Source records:
* START *

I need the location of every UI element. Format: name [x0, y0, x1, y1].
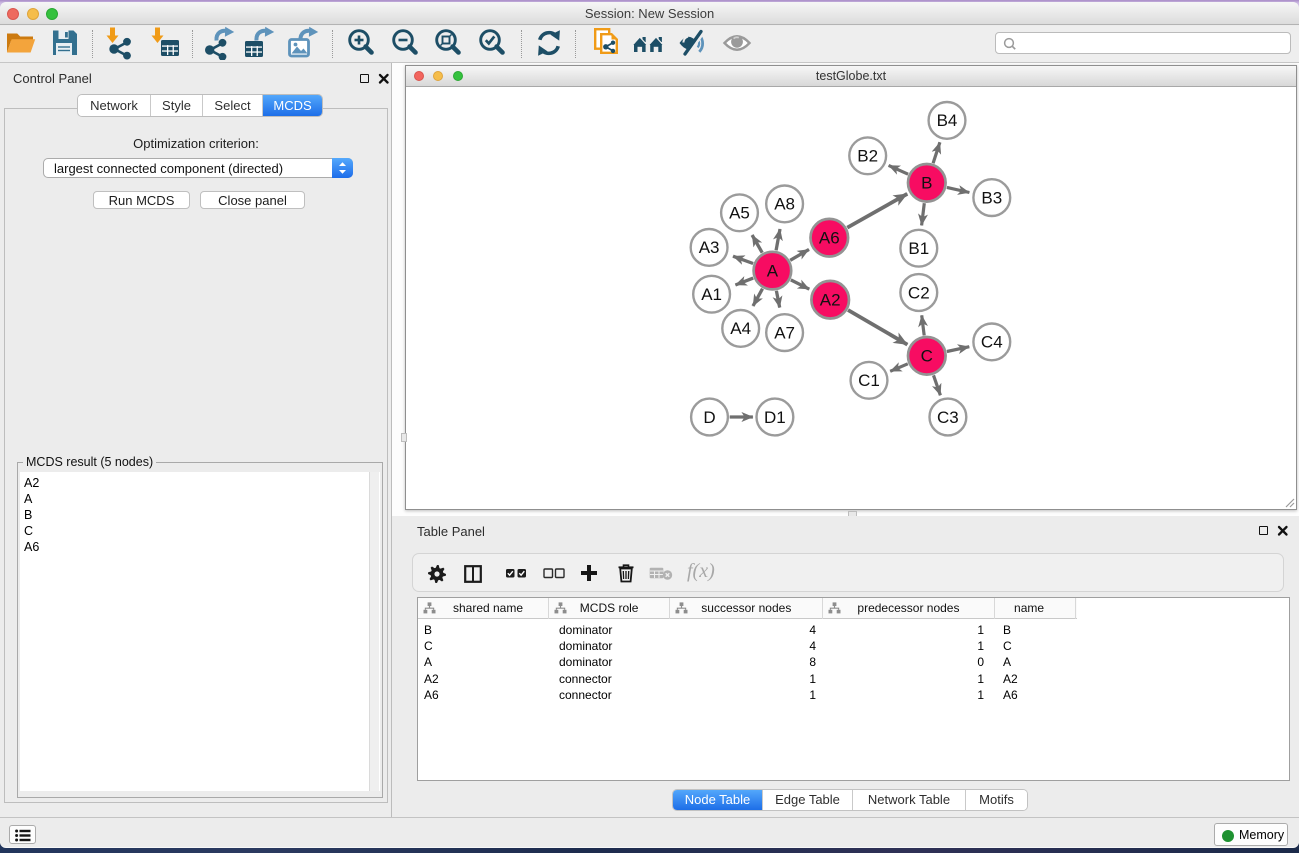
svg-text:A2: A2 [820, 291, 841, 310]
svg-text:B4: B4 [937, 111, 958, 130]
svg-text:B2: B2 [857, 147, 878, 166]
svg-text:A3: A3 [699, 238, 720, 257]
svg-text:D: D [703, 408, 715, 427]
svg-text:B3: B3 [981, 188, 1002, 207]
svg-text:B1: B1 [908, 239, 929, 258]
svg-text:A5: A5 [729, 204, 750, 223]
svg-text:C: C [921, 347, 933, 366]
svg-text:C2: C2 [908, 283, 930, 302]
svg-text:A4: A4 [730, 319, 751, 338]
svg-text:B: B [921, 174, 932, 193]
svg-text:A7: A7 [774, 323, 795, 342]
svg-text:C1: C1 [858, 371, 880, 390]
svg-text:C3: C3 [937, 408, 959, 427]
svg-text:C4: C4 [981, 333, 1003, 352]
svg-text:A: A [767, 261, 779, 280]
svg-text:A1: A1 [701, 285, 722, 304]
svg-text:A6: A6 [819, 229, 840, 248]
svg-text:D1: D1 [764, 408, 786, 427]
svg-text:A8: A8 [774, 195, 795, 214]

* END *

*What is required*
Find each line in the items above that contains the string "name", and copy those lines.

*Exercise result*
I need the location of every UI element. Format: name [x0, y0, x1, y1].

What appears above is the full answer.